PROBLEM. Format every line of the entries below as a numbered list, leaving out blank lines and the pictures.

STORED ROWS.
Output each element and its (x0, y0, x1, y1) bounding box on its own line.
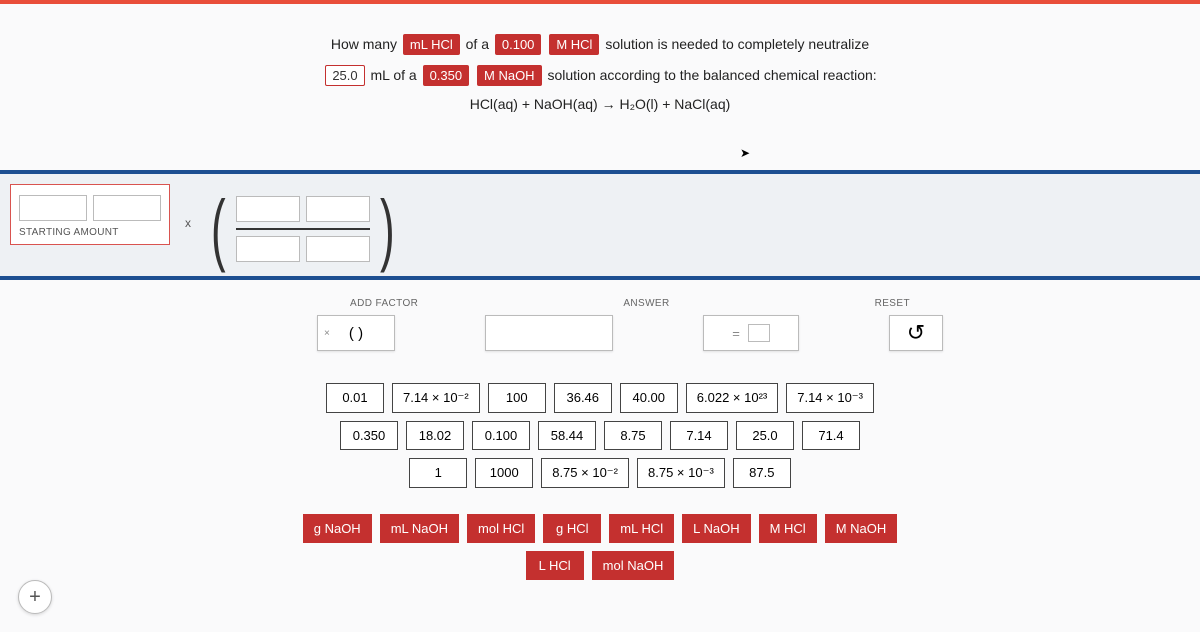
chip-0-100: 0.100 (495, 34, 542, 55)
chip-ml-hcl: mL HCl (403, 34, 460, 55)
tile[interactable]: 40.00 (620, 383, 678, 413)
tile[interactable]: 0.01 (326, 383, 384, 413)
tile[interactable]: 100 (488, 383, 546, 413)
starting-unit-slot[interactable] (93, 195, 161, 221)
tile[interactable]: mL HCl (609, 514, 674, 543)
tile[interactable]: 6.022 × 10²³ (686, 383, 778, 413)
answer-box[interactable]: = (703, 315, 799, 351)
q2-text-1: mL of a (371, 67, 417, 83)
factor-x-icon: × (324, 328, 330, 339)
denominator-value-slot[interactable] (236, 236, 300, 262)
tile[interactable]: 1000 (475, 458, 533, 488)
tile[interactable]: 7.14 (670, 421, 728, 450)
number-row-3: 1 1000 8.75 × 10⁻² 8.75 × 10⁻³ 87.5 (409, 458, 791, 488)
tile[interactable]: g NaOH (303, 514, 372, 543)
add-factor-label: ADD FACTOR (350, 298, 418, 309)
tile[interactable]: 7.14 × 10⁻² (392, 383, 480, 413)
q1-text-1: How many (331, 36, 397, 52)
question-line-1: How many mL HCl of a 0.100 M HCl solutio… (0, 34, 1200, 55)
chip-0-350: 0.350 (423, 65, 470, 86)
undo-icon: ↺ (907, 320, 925, 346)
add-step-button[interactable]: + (18, 580, 52, 614)
q1-text-3: solution is needed to completely neutral… (605, 36, 869, 52)
tile[interactable]: 8.75 × 10⁻² (541, 458, 629, 488)
tile[interactable]: 36.46 (554, 383, 612, 413)
number-row-1: 0.01 7.14 × 10⁻² 100 36.46 40.00 6.022 × 10²³… (326, 383, 874, 413)
chip-25-0: 25.0 (325, 65, 364, 86)
plus-icon: + (29, 586, 41, 609)
tile[interactable]: mol NaOH (592, 551, 675, 580)
tile[interactable]: mol HCl (467, 514, 535, 543)
starting-amount-box[interactable]: STARTING AMOUNT (10, 184, 170, 245)
tile[interactable]: 7.14 × 10⁻³ (786, 383, 874, 413)
tile[interactable]: 87.5 (733, 458, 791, 488)
factor-parens: ( ) (349, 325, 363, 342)
chip-m-hcl: M HCl (549, 34, 599, 55)
tile[interactable]: 25.0 (736, 421, 794, 450)
denominator-unit-slot[interactable] (306, 236, 370, 262)
q2-text-2: solution according to the balanced chemi… (547, 67, 876, 83)
numerator-value-slot[interactable] (236, 196, 300, 222)
tile[interactable]: 58.44 (538, 421, 596, 450)
reset-label: RESET (875, 298, 910, 309)
q1-text-2: of a (466, 36, 489, 52)
tile[interactable]: 8.75 (604, 421, 662, 450)
add-factor-button[interactable]: × ( ) (317, 315, 395, 351)
tile[interactable]: L HCl (526, 551, 584, 580)
number-row-2: 0.350 18.02 0.100 58.44 8.75 7.14 25.0 71.4 (340, 421, 860, 450)
answer-label: ANSWER (623, 298, 669, 309)
tile[interactable]: 71.4 (802, 421, 860, 450)
question-line-2: 25.0 mL of a 0.350 M NaOH solution accor… (0, 65, 1200, 86)
tiles-area: 0.01 7.14 × 10⁻² 100 36.46 40.00 6.022 × 10²³… (0, 383, 1200, 580)
reset-button[interactable]: ↺ (889, 315, 943, 351)
starting-amount-label: STARTING AMOUNT (19, 227, 161, 238)
multiply-symbol: x (185, 216, 191, 230)
answer-slot[interactable] (748, 324, 770, 342)
tile[interactable]: L NaOH (682, 514, 750, 543)
question-area: How many mL HCl of a 0.100 M HCl solutio… (0, 4, 1200, 130)
tile[interactable]: M NaOH (825, 514, 898, 543)
starting-value-slot[interactable] (19, 195, 87, 221)
paren-right: ) (380, 189, 395, 269)
tile[interactable]: 1 (409, 458, 467, 488)
tile[interactable]: mL NaOH (380, 514, 459, 543)
tile[interactable]: 0.100 (472, 421, 530, 450)
numerator-unit-slot[interactable] (306, 196, 370, 222)
unit-row-2: L HCl mol NaOH (526, 551, 675, 580)
equals-sign: = (732, 326, 740, 341)
cursor-icon: ➤ (740, 146, 750, 160)
fraction-bar (236, 228, 370, 230)
chip-m-naoh: M NaOH (477, 65, 542, 86)
tile[interactable]: 0.350 (340, 421, 398, 450)
tile[interactable]: g HCl (543, 514, 601, 543)
work-strip: STARTING AMOUNT x ( ) (0, 170, 1200, 280)
paren-left: ( (211, 189, 226, 269)
tile[interactable]: M HCl (759, 514, 817, 543)
tile[interactable]: 8.75 × 10⁻³ (637, 458, 725, 488)
unit-row-1: g NaOH mL NaOH mol HCl g HCl mL HCl L NaOH M H… (303, 514, 898, 543)
equation: HCl(aq) + NaOH(aq) → H₂O(l) + NaCl(aq) (0, 96, 1200, 112)
factor-drop-zone[interactable] (485, 315, 613, 351)
conversion-factor: ( ) (205, 182, 400, 276)
controls-area: ADD FACTOR ANSWER RESET × ( ) = ↺ 0.01 7.… (0, 280, 1200, 580)
tile[interactable]: 18.02 (406, 421, 464, 450)
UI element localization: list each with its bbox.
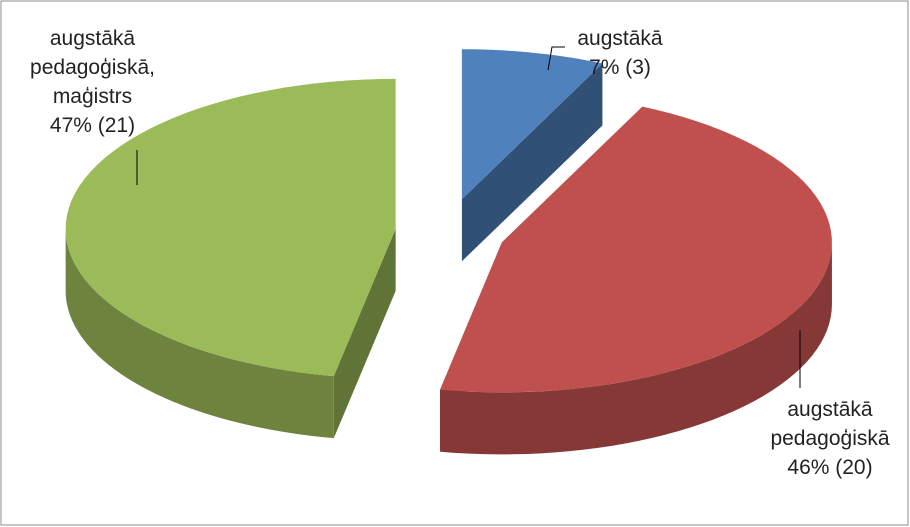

ANSWER TO THIS PROBLEM.
1. Output each element and its (x0, y0, x1, y1) bounding box on its own line.
2. chip-0-100: 0.100 (495, 34, 542, 55)
3. chip-ml-hcl: mL HCl (403, 34, 460, 55)
4. tile[interactable]: 40.00 (620, 383, 678, 413)
5. tile[interactable]: 0.01 (326, 383, 384, 413)
6. tile[interactable]: 100 (488, 383, 546, 413)
7. starting-unit-slot[interactable] (93, 195, 161, 221)
8. tile[interactable]: mL HCl (609, 514, 674, 543)
9. tile[interactable]: 6.022 × 10²³ (686, 383, 778, 413)
10. answer-box[interactable]: = (703, 315, 799, 351)
11. q2-text-1: mL of a (371, 67, 417, 83)
12. factor-x-icon: × (324, 328, 330, 339)
13. denominator-value-slot[interactable] (236, 236, 300, 262)
14. tile[interactable]: 1000 (475, 458, 533, 488)
15. tile[interactable]: 7.14 (670, 421, 728, 450)
16. number-row-3: 1 1000 8.75 × 10⁻² 8.75 × 10⁻³ 87.5 (409, 458, 791, 488)
17. tile[interactable]: g NaOH (303, 514, 372, 543)
18. add-factor-label: ADD FACTOR (350, 298, 418, 309)
19. tile[interactable]: 7.14 × 10⁻² (392, 383, 480, 413)
20. q1-text-1: How many (331, 36, 397, 52)
21. question-line-1: How many mL HCl of a 0.100 M HCl solutio… (0, 34, 1200, 55)
22. chip-0-350: 0.350 (423, 65, 470, 86)
23. undo-icon: ↺ (907, 320, 925, 346)
24. add-step-button[interactable]: + (18, 580, 52, 614)
25. q1-text-3: solution is needed to completely neutral… (605, 36, 869, 52)
26. tile[interactable]: 8.75 × 10⁻² (541, 458, 629, 488)
27. tile[interactable]: 36.46 (554, 383, 612, 413)
28. number-row-1: 0.01 7.14 × 10⁻² 100 36.46 40.00 6.022 × 10²³… (326, 383, 874, 413)
29. chip-25-0: 25.0 (325, 65, 364, 86)
30. plus-icon: + (29, 586, 41, 609)
31. tile[interactable]: mol NaOH (592, 551, 675, 580)
32. tile[interactable]: mol HCl (467, 514, 535, 543)
33. starting-amount-box[interactable]: STARTING AMOUNT (10, 184, 170, 245)
34. tile[interactable]: 7.14 × 10⁻³ (786, 383, 874, 413)
35. tile[interactable]: 87.5 (733, 458, 791, 488)
36. factor-parens: ( ) (349, 325, 363, 342)
37. chip-m-hcl: M HCl (549, 34, 599, 55)
38. tile[interactable]: 25.0 (736, 421, 794, 450)
39. denominator-unit-slot[interactable] (306, 236, 370, 262)
40. q2-text-2: solution according to the balanced chemi… (547, 67, 876, 83)
41. numerator-value-slot[interactable] (236, 196, 300, 222)
42. tile[interactable]: 58.44 (538, 421, 596, 450)
43. reset-label: RESET (875, 298, 910, 309)
44. q1-text-2: of a (466, 36, 489, 52)
45. tile[interactable]: 8.75 (604, 421, 662, 450)
46. add-factor-button[interactable]: × ( ) (317, 315, 395, 351)
47. tile[interactable]: L HCl (526, 551, 584, 580)
48. number-row-2: 0.350 18.02 0.100 58.44 8.75 7.14 25.0 71.4 (340, 421, 860, 450)
49. answer-label: ANSWER (623, 298, 669, 309)
50. tile[interactable]: 71.4 (802, 421, 860, 450)
51. question-line-2: 25.0 mL of a 0.350 M NaOH solution accor… (0, 65, 1200, 86)
52. tiles-area: 0.01 7.14 × 10⁻² 100 36.46 40.00 6.022 × 10²³… (0, 383, 1200, 580)
53. reset-button[interactable]: ↺ (889, 315, 943, 351)
54. starting-amount-label: STARTING AMOUNT (19, 227, 161, 238)
55. multiply-symbol: x (185, 216, 191, 230)
56. answer-slot[interactable] (748, 324, 770, 342)
57. tile[interactable]: L NaOH (682, 514, 750, 543)
58. question-area: How many mL HCl of a 0.100 M HCl solutio… (0, 4, 1200, 130)
59. tile[interactable]: M NaOH (825, 514, 898, 543)
60. starting-value-slot[interactable] (19, 195, 87, 221)
61. paren-right: ) (380, 189, 395, 269)
62. tile[interactable]: 1 (409, 458, 467, 488)
63. tile[interactable]: mL NaOH (380, 514, 459, 543)
64. tile[interactable]: 0.100 (472, 421, 530, 450)
65. numerator-unit-slot[interactable] (306, 196, 370, 222)
66. unit-row-2: L HCl mol NaOH (526, 551, 675, 580)
67. equals-sign: = (732, 326, 740, 341)
68. cursor-icon: ➤ (740, 146, 750, 160)
69. fraction-bar (236, 228, 370, 230)
70. chip-m-naoh: M NaOH (477, 65, 542, 86)
71. tile[interactable]: 0.350 (340, 421, 398, 450)
72. tile[interactable]: g HCl (543, 514, 601, 543)
73. work-strip: STARTING AMOUNT x ( ) (0, 170, 1200, 280)
74. paren-left: ( (211, 189, 226, 269)
75. tile[interactable]: M HCl (759, 514, 817, 543)
76. tile[interactable]: 8.75 × 10⁻³ (637, 458, 725, 488)
77. unit-row-1: g NaOH mL NaOH mol HCl g HCl mL HCl L NaOH M H… (303, 514, 898, 543)
78. equation: HCl(aq) + NaOH(aq) → H₂O(l) + NaCl(aq) (0, 96, 1200, 112)
79. factor-drop-zone[interactable] (485, 315, 613, 351)
80. conversion-factor: ( ) (205, 182, 400, 276)
81. controls-area: ADD FACTOR ANSWER RESET × ( ) = ↺ 0.01 7.… (0, 280, 1200, 580)
82. tile[interactable]: 18.02 (406, 421, 464, 450)
83. UI element localization: list each with its bbox.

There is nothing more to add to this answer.